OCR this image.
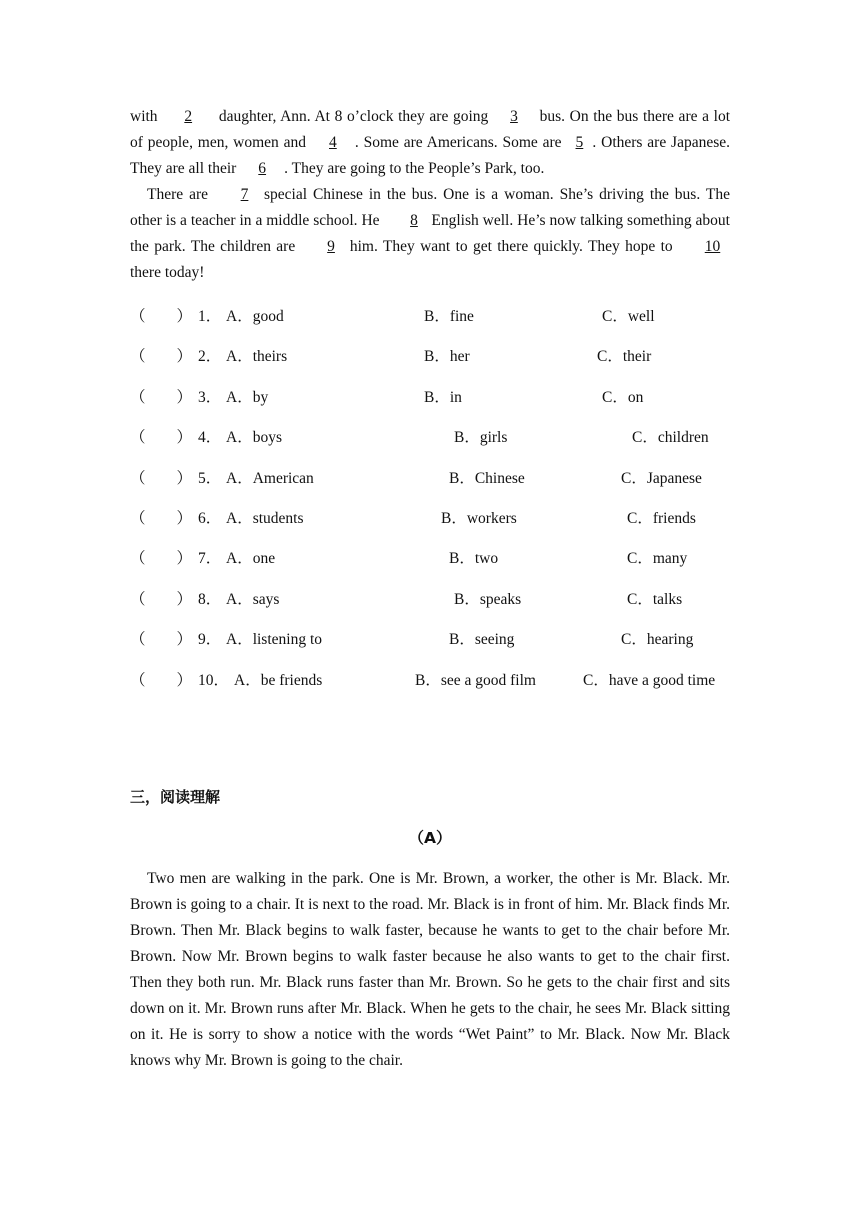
with 2 daughter, Ann. At 8 o’clock they are going 3 bus. On the bus there are a lot of people, men, women and 4 . Some are Americans. Some are 5 . Others are Japanese. They are all their 6 . They are going to the People’s Park, too.

There are 7 special Chinese in the bus. One is a woman. She’s driving the bus. The other is a teacher in a middle school. He 8 English well. He’s now talking something about the park. The children are 9 him. They want to get there quickly. They hope to 10 there today!

（　　） 1． A．good	B．fine	C．well
（　　） 2． A．theirs	B．her	C．their
（　　） 3． A．by	B．in	C．on
（　　） 4． A．boys	B．girls	C．children
（　　） 5． A．American	B．Chinese	C．Japanese
（　　） 6． A．students	B．workers	C．friends
（　　） 7． A．one	B．two	C．many
（　　） 8． A．says	B．speaks	C．talks
（　　） 9． A．listening to	B．seeing	C．hearing
（　　） 10． A．be friends	B．see a good film	C．have a good time
三，阅读理解
（A）

Two men are walking in the park. One is Mr. Brown, a worker, the other is Mr. Black. Mr. Brown is going to a chair. It is next to the road. Mr. Black is in front of him. Mr. Black finds Mr. Brown. Then Mr. Black begins to walk faster, because he wants to get to the chair before Mr. Brown. Now Mr. Brown begins to walk faster because he also wants to get to the chair first. Then they both run. Mr. Black runs faster than Mr. Brown. So he gets to the chair first and sits down on it. Mr. Brown runs after Mr. Black. When he gets to the chair, he sees Mr. Black sitting on it. He is sorry to show a notice with the words “Wet Paint” to Mr. Black. Now Mr. Black knows why Mr. Brown is going to the chair.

***

Give every line above again exactly, with no pictures.

PROBLEM SOLUTION →
OCR this image.
with 2 daughter, Ann. At 8 o’clock they are going 3 bus. On the bus there are a lot of people, men, women and 4 . Some are Americans. Some are 5 . Others are Japanese. They are all their 6 . They are going to the People’s Park, too.

There are 7 special Chinese in the bus. One is a woman. She’s driving the bus. The other is a teacher in a middle school. He 8 English well. He’s now talking something about the park. The children are 9 him. They want to get there quickly. They hope to 10 there today!

（　　） 1． A．good	B．fine	C．well
（　　） 2． A．theirs	B．her	C．their
（　　） 3． A．by	B．in	C．on
（　　） 4． A．boys	B．girls	C．children
（　　） 5． A．American	B．Chinese	C．Japanese
（　　） 6． A．students	B．workers	C．friends
（　　） 7． A．one	B．two	C．many
（　　） 8． A．says	B．speaks	C．talks
（　　） 9． A．listening to	B．seeing	C．hearing
（　　） 10． A．be friends	B．see a good film	C．have a good time
三，阅读理解
（A）

Two men are walking in the park. One is Mr. Brown, a worker, the other is Mr. Black. Mr. Brown is going to a chair. It is next to the road. Mr. Black is in front of him. Mr. Black finds Mr. Brown. Then Mr. Black begins to walk faster, because he wants to get to the chair before Mr. Brown. Now Mr. Brown begins to walk faster because he also wants to get to the chair first. Then they both run. Mr. Black runs faster than Mr. Brown. So he gets to the chair first and sits down on it. Mr. Brown runs after Mr. Black. When he gets to the chair, he sees Mr. Black sitting on it. He is sorry to show a notice with the words “Wet Paint” to Mr. Black. Now Mr. Black knows why Mr. Brown is going to the chair.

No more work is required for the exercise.